[Directions] Copy out, word for word, the rows from the first one down to and including the row that contains "FancyBboxPatch shape [950, 912, 972, 1203]".

[Information provided]
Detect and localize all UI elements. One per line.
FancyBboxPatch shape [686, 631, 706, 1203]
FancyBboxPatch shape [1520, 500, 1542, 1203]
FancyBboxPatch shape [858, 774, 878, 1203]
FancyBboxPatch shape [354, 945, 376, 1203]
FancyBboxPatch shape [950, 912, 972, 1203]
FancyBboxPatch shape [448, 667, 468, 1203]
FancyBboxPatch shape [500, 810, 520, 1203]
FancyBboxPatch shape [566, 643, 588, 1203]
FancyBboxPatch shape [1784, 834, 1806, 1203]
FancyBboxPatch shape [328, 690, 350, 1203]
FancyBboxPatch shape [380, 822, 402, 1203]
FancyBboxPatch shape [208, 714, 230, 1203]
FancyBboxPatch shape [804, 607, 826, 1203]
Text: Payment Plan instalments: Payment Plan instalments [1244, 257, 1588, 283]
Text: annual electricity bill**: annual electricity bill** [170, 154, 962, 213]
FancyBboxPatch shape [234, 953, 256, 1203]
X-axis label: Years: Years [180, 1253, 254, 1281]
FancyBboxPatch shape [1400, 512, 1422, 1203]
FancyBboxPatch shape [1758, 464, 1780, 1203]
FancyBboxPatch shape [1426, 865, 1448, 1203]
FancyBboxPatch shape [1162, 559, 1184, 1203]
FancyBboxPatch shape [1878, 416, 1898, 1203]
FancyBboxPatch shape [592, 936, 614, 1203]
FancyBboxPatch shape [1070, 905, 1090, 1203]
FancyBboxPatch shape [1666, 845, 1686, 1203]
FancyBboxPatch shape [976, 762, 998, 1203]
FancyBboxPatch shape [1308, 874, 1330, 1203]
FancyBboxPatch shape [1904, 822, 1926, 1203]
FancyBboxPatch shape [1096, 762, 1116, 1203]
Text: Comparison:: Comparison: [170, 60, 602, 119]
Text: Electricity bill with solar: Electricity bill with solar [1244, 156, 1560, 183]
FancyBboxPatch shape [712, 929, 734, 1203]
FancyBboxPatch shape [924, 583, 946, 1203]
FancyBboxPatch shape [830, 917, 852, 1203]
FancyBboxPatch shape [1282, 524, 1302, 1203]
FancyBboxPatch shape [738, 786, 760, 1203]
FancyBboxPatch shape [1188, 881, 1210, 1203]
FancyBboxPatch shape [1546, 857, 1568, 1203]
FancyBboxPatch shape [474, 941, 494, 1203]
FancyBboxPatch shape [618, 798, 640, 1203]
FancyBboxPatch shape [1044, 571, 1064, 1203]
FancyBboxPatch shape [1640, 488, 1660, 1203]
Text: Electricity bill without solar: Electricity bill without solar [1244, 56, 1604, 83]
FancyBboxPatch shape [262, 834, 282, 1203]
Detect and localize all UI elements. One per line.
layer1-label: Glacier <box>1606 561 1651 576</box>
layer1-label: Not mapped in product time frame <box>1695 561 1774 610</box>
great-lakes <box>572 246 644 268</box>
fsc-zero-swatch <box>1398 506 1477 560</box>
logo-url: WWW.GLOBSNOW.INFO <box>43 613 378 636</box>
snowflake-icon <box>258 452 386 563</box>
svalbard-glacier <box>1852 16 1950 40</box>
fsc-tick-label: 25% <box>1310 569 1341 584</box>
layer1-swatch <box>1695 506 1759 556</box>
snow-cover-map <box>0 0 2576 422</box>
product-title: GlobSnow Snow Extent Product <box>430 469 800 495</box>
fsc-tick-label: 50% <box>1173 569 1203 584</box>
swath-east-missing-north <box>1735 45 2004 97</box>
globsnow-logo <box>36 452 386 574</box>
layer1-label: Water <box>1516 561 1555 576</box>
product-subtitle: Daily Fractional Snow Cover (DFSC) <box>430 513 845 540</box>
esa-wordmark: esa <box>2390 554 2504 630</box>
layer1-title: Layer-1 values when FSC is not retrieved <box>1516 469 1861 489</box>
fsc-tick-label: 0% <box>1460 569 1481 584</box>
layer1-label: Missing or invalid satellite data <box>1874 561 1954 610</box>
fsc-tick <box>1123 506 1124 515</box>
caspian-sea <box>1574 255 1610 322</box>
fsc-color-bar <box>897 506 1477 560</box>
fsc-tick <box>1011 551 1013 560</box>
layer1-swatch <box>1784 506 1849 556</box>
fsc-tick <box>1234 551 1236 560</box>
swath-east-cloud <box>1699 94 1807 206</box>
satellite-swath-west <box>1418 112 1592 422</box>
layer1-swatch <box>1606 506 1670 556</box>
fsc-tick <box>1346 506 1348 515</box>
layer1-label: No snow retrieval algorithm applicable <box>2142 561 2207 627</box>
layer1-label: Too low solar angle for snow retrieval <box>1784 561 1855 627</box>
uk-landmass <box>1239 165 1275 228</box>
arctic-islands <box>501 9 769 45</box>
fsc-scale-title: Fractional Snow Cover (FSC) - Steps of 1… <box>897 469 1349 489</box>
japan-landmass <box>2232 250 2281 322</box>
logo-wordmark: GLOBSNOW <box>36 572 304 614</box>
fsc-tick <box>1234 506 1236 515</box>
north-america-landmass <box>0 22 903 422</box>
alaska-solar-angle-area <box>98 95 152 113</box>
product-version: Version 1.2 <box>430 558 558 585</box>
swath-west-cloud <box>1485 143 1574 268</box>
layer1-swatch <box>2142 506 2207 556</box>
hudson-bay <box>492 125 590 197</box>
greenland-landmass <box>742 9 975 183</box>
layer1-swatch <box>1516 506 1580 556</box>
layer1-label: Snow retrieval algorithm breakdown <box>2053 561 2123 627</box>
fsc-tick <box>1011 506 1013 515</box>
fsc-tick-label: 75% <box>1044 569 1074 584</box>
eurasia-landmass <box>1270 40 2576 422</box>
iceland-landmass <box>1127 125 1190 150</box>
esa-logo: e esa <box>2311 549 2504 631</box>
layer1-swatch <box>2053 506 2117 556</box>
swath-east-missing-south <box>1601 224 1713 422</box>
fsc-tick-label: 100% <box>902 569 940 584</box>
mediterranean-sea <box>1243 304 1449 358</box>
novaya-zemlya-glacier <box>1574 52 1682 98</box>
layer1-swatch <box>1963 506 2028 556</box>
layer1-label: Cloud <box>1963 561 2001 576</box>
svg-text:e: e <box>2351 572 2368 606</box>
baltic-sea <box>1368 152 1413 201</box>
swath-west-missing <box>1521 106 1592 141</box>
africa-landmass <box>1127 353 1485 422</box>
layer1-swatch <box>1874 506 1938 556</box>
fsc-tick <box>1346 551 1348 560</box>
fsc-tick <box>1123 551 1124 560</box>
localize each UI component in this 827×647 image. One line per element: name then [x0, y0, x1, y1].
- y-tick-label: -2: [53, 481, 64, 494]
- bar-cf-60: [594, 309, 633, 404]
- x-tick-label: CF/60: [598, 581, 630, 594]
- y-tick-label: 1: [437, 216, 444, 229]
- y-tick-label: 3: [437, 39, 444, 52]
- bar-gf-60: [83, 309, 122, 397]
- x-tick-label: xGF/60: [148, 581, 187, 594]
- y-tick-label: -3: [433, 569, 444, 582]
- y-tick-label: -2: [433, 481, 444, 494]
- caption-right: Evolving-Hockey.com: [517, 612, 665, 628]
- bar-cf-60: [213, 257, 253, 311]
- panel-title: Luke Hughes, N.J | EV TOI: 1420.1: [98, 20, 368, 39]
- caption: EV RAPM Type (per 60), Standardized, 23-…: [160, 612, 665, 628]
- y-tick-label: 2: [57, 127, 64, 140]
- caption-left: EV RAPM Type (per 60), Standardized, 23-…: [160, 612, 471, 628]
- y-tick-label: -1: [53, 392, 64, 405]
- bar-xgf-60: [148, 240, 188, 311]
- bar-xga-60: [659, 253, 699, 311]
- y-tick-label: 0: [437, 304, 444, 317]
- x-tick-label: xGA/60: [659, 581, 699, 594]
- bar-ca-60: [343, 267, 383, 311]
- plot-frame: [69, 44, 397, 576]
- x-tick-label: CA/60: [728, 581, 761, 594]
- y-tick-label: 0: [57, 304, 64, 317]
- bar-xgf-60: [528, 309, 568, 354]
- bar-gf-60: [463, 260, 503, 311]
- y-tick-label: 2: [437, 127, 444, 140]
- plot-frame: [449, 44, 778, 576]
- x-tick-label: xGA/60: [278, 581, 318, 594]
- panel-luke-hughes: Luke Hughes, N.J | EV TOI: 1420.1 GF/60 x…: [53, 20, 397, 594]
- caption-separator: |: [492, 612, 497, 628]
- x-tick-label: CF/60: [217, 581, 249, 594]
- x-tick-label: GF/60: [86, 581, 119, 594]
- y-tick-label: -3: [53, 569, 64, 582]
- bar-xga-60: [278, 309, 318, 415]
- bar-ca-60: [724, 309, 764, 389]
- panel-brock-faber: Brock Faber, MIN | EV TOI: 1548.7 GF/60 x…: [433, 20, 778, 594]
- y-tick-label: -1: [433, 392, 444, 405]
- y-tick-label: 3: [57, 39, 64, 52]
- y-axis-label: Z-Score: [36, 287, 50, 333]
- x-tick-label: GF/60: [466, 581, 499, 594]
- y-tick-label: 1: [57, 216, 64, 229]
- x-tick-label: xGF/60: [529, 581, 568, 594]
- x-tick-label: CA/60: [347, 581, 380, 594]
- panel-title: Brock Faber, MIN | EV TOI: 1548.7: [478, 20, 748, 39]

[Result of the exercise]
Detect and localize all UI elements. One per line.
FancyBboxPatch shape [686, 631, 706, 1203]
FancyBboxPatch shape [1520, 500, 1542, 1203]
FancyBboxPatch shape [858, 774, 878, 1203]
FancyBboxPatch shape [354, 945, 376, 1203]
FancyBboxPatch shape [950, 912, 972, 1203]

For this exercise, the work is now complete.